### 本文抜粋
§ §

かつて、養護学校で、こんなことがあった。
あるひとりの自閉症の女の子がいた。
自閉症の子には多いのだが、水遊びがとても好きな子だった。
それは、梅雨もまっ盛りの、どしゃ降りの雨の日だった。
僕が教室の窓から、外の庭をぼんやりと見ていると、その子が、どしゃ降りの雨の中
に、笑いながら立っているのが見えた。体操服のままで、ニコニコ笑った顔を上に向
け、手の平も上に向けて、立っているのだ。僕は、それを教室の窓から、
「ああ、気持ち良さそうだなあ…」
「あんなことできたら気持ちいいだろうなあ…」
と思いながら、しばらく眺めていた。
そのとき、ハッとして思いあたった。

§ §

### データセット内容

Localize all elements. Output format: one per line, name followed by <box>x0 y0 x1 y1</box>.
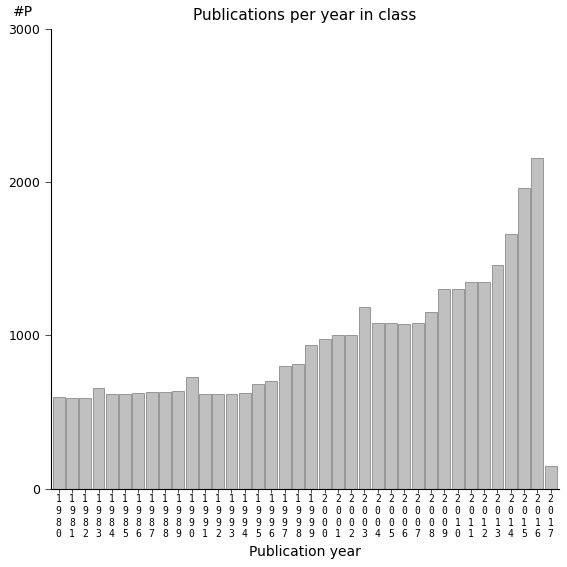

§ §

### 記述課題
養護学校での出来事を記した本文について、次の問いに答えてください。
1. 女の子がとても好きだったことは何ですか。
2. 女の子はどのような服装で雨の中に立っていましたか。
3. 「僕」はどこから女の子の様子を見ていましたか。
資料は本課題の解答には必要ありません。

### 解答結果
1. 水遊びです。
2. 体操服のままでした。
3. 教室の窓からです。